─── Source material
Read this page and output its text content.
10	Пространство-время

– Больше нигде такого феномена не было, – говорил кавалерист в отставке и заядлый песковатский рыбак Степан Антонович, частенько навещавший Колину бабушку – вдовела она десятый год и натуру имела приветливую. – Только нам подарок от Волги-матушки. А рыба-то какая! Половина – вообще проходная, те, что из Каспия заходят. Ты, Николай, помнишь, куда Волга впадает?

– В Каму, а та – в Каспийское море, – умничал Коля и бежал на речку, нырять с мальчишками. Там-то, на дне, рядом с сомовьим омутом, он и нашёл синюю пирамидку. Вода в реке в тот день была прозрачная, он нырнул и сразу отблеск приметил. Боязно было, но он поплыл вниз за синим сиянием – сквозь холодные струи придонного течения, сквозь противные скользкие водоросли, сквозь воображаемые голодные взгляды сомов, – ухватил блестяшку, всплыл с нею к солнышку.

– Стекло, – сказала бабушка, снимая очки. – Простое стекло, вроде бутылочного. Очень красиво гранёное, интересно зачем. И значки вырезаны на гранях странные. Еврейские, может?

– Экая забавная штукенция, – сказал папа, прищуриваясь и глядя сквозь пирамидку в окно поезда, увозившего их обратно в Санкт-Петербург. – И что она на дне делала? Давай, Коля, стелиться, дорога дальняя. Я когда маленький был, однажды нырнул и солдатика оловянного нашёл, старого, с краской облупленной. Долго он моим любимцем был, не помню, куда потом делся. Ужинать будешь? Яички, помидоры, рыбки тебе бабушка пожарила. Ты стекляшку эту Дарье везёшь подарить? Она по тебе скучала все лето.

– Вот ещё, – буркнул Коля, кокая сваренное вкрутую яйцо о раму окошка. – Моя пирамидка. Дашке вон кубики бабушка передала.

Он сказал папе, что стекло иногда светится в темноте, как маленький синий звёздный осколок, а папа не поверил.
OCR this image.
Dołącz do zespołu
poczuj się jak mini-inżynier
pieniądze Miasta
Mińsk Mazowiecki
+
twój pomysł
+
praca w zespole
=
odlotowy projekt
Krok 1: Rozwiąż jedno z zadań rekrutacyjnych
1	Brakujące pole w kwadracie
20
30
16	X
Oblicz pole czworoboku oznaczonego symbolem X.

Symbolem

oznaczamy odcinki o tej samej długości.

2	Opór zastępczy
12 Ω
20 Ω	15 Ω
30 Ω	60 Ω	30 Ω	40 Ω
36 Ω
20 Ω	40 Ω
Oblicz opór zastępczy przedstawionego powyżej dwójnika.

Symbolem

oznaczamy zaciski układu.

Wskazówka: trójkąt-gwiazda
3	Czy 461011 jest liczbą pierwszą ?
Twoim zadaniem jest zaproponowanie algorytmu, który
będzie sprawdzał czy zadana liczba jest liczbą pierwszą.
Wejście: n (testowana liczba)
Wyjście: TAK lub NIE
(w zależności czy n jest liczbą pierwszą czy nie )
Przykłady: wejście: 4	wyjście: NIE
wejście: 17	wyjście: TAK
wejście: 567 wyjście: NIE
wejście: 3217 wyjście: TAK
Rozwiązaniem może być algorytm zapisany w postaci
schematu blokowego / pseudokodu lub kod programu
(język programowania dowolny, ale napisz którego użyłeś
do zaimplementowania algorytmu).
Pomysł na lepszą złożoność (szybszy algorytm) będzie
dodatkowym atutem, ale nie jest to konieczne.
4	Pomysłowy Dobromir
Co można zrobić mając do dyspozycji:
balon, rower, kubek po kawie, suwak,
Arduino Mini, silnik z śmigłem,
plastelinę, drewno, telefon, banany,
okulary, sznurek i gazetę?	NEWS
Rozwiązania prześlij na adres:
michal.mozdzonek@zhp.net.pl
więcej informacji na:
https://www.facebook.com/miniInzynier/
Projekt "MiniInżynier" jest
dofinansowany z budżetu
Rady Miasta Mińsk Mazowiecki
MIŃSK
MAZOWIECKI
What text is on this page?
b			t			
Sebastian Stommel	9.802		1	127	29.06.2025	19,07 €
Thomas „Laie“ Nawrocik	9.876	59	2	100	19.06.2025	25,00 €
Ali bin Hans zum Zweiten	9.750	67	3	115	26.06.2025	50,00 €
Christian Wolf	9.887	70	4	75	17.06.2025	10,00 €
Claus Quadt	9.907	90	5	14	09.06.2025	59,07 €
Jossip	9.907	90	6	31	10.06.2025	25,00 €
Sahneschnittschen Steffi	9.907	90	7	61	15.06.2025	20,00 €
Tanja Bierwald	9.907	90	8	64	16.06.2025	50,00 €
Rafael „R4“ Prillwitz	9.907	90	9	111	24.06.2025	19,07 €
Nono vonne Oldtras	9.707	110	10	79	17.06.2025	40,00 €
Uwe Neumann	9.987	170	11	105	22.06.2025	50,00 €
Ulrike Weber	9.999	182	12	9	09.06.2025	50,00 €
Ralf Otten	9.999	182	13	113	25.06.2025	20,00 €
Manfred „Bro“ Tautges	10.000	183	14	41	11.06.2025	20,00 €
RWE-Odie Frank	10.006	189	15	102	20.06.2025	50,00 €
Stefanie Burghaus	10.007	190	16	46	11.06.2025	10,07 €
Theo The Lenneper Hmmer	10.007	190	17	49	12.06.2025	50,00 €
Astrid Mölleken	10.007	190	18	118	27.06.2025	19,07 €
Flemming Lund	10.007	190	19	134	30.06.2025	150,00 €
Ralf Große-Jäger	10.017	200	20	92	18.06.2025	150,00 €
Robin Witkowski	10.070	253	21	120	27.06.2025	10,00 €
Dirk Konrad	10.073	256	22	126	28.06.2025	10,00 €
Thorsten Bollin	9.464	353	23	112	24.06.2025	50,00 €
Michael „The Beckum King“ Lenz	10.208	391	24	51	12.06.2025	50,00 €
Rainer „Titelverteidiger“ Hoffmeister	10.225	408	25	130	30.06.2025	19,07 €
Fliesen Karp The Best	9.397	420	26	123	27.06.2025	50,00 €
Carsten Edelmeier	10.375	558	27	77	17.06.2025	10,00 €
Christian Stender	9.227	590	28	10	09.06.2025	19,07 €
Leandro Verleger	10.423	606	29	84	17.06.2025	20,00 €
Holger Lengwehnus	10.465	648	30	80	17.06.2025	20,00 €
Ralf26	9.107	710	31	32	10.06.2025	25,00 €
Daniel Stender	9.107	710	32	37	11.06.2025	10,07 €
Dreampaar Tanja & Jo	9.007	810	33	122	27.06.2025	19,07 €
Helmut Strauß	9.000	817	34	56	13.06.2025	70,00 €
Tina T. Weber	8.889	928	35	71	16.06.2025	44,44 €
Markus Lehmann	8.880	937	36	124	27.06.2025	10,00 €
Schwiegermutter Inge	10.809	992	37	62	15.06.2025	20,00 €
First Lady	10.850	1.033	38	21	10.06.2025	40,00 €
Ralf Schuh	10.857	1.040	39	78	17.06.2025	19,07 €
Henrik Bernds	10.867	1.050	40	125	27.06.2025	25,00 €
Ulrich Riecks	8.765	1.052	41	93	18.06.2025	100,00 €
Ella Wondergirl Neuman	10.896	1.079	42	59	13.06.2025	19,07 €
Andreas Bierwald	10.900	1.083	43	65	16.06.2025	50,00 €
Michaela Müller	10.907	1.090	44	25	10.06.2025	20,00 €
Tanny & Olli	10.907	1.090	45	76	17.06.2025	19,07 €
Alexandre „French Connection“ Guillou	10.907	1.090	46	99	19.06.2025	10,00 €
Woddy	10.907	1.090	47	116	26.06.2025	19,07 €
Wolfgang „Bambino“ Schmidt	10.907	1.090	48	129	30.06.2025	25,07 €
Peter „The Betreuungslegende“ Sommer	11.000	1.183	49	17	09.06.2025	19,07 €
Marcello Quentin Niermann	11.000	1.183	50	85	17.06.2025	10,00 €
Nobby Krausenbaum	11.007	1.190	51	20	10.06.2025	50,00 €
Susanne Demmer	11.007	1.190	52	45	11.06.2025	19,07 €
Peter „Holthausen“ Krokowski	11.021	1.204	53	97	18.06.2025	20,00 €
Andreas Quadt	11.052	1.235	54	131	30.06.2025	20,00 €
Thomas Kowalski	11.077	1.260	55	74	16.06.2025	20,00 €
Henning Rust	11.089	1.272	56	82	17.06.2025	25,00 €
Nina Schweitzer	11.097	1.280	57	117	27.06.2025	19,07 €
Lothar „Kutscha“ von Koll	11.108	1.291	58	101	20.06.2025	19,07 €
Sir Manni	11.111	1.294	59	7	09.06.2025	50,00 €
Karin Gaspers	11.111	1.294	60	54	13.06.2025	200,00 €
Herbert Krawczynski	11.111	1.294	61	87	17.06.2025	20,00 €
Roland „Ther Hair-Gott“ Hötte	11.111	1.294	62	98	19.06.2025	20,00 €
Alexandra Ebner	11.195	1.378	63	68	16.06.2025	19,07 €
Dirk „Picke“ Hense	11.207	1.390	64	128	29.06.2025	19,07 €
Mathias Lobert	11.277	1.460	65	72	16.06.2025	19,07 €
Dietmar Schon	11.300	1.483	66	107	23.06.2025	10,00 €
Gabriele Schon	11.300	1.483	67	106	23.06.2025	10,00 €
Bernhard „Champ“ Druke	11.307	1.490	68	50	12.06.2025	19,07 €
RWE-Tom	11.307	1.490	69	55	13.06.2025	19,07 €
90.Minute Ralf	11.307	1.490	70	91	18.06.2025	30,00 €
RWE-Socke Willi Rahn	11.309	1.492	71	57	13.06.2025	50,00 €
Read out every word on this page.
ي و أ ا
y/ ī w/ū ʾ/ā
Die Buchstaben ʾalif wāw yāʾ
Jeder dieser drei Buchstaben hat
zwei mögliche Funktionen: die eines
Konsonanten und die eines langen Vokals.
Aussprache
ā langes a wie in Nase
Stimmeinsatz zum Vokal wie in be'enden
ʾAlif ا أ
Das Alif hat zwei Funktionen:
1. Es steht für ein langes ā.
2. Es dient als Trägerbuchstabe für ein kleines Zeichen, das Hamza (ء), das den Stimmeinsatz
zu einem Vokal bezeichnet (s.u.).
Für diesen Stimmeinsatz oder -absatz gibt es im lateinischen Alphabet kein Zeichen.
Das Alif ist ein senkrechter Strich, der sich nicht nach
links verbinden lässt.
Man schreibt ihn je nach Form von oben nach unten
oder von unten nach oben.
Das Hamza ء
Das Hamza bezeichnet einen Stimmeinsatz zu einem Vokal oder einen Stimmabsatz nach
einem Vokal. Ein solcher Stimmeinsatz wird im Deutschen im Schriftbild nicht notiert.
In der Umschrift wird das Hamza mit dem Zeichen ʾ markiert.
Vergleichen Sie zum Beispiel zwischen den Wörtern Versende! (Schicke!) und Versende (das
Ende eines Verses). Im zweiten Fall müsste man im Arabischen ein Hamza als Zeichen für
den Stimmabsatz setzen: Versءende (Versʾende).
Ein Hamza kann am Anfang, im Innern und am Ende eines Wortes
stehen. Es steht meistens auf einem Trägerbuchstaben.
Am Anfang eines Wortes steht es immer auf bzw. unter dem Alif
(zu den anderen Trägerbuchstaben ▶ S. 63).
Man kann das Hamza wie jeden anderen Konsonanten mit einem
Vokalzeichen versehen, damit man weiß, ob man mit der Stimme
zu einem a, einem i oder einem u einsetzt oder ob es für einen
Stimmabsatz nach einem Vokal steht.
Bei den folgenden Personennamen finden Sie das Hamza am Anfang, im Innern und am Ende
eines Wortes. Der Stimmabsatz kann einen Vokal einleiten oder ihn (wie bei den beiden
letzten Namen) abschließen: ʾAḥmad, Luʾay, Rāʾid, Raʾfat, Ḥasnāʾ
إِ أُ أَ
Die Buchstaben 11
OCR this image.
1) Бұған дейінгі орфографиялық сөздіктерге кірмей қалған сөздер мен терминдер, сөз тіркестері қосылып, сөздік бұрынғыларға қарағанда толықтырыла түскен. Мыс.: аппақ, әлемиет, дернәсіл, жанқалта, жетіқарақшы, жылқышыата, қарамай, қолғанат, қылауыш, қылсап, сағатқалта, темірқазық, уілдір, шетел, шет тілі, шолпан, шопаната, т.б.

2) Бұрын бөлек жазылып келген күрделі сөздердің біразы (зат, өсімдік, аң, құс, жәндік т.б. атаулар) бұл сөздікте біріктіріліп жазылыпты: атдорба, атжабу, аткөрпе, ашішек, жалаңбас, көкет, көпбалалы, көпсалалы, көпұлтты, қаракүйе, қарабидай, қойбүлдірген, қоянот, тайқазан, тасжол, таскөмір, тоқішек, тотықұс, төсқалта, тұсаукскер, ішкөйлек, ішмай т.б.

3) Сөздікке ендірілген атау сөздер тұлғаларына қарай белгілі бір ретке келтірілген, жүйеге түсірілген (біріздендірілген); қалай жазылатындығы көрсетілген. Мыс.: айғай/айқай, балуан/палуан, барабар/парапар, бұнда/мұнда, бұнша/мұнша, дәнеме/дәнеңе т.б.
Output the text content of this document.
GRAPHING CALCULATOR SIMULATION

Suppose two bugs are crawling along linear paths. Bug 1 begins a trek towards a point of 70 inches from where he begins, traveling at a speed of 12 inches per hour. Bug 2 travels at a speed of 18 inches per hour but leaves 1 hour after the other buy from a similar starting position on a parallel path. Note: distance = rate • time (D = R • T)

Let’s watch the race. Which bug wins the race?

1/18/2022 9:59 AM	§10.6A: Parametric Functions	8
──────
◆ **Given request**
Return, unchanged, each line from the line containing "Output the text content of this document." through the last line of the material.

◆ **Right answer**
Output the text content of this document.
GRAPHING CALCULATOR SIMULATION

Suppose two bugs are crawling along linear paths. Bug 1 begins a trek towards a point of 70 inches from where he begins, traveling at a speed of 12 inches per hour. Bug 2 travels at a speed of 18 inches per hour but leaves 1 hour after the other buy from a similar starting position on a parallel path. Note: distance = rate • time (D = R • T)

Let’s watch the race. Which bug wins the race?

1/18/2022 9:59 AM	§10.6A: Parametric Functions	8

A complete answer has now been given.